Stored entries

--------------------

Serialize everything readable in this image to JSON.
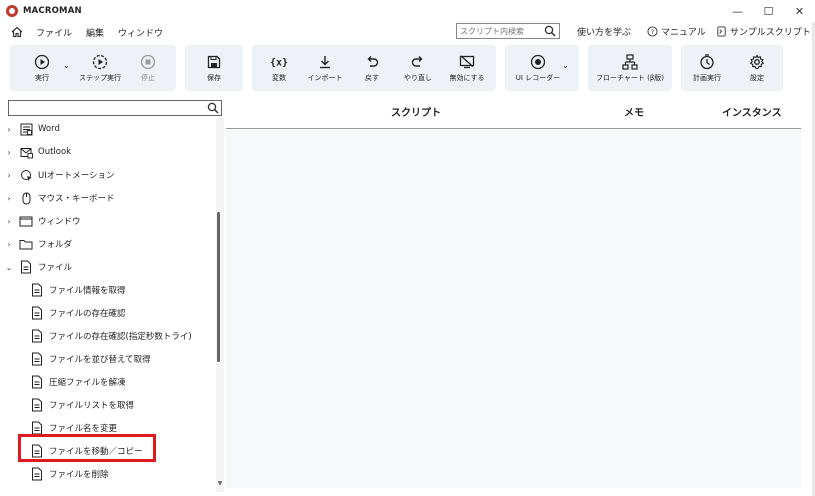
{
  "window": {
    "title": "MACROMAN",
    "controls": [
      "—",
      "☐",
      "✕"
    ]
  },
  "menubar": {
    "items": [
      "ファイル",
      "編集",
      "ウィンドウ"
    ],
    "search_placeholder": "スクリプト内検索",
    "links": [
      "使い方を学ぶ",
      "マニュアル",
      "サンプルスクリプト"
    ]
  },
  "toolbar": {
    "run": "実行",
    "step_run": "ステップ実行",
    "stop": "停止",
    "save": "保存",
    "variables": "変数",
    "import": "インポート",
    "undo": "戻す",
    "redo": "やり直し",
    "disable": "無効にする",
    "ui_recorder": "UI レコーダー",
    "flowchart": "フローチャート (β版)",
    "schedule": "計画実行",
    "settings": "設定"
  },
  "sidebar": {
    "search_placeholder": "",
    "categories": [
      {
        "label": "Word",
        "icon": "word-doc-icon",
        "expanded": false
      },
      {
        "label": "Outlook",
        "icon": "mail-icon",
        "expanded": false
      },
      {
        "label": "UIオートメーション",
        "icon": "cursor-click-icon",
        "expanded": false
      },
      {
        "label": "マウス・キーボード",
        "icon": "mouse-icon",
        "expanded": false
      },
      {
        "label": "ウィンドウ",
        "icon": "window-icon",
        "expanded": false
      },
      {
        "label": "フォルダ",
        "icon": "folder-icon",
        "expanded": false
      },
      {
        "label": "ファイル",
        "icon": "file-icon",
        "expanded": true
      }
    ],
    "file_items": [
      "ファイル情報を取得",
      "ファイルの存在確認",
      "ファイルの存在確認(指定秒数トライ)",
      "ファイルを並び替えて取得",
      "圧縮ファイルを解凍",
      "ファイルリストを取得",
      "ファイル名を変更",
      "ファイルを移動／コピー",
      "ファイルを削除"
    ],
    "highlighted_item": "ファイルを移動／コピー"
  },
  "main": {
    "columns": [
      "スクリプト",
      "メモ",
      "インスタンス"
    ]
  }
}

--------------------

### YOUR INSTRUCTIONS:
Every line should be retyped exactly, with the pictures omitted.

### WRITTEN ANSWER:
Serialize everything readable in this image to JSON.
{
  "window": {
    "title": "MACROMAN",
    "controls": [
      "—",
      "☐",
      "✕"
    ]
  },
  "menubar": {
    "items": [
      "ファイル",
      "編集",
      "ウィンドウ"
    ],
    "search_placeholder": "スクリプト内検索",
    "links": [
      "使い方を学ぶ",
      "マニュアル",
      "サンプルスクリプト"
    ]
  },
  "toolbar": {
    "run": "実行",
    "step_run": "ステップ実行",
    "stop": "停止",
    "save": "保存",
    "variables": "変数",
    "import": "インポート",
    "undo": "戻す",
    "redo": "やり直し",
    "disable": "無効にする",
    "ui_recorder": "UI レコーダー",
    "flowchart": "フローチャート (β版)",
    "schedule": "計画実行",
    "settings": "設定"
  },
  "sidebar": {
    "search_placeholder": "",
    "categories": [
      {
        "label": "Word",
        "icon": "word-doc-icon",
        "expanded": false
      },
      {
        "label": "Outlook",
        "icon": "mail-icon",
        "expanded": false
      },
      {
        "label": "UIオートメーション",
        "icon": "cursor-click-icon",
        "expanded": false
      },
      {
        "label": "マウス・キーボード",
        "icon": "mouse-icon",
        "expanded": false
      },
      {
        "label": "ウィンドウ",
        "icon": "window-icon",
        "expanded": false
      },
      {
        "label": "フォルダ",
        "icon": "folder-icon",
        "expanded": false
      },
      {
        "label": "ファイル",
        "icon": "file-icon",
        "expanded": true
      }
    ],
    "file_items": [
      "ファイル情報を取得",
      "ファイルの存在確認",
      "ファイルの存在確認(指定秒数トライ)",
      "ファイルを並び替えて取得",
      "圧縮ファイルを解凍",
      "ファイルリストを取得",
      "ファイル名を変更",
      "ファイルを移動／コピー",
      "ファイルを削除"
    ],
    "highlighted_item": "ファイルを移動／コピー"
  },
  "main": {
    "columns": [
      "スクリプト",
      "メモ",
      "インスタンス"
    ]
  }
}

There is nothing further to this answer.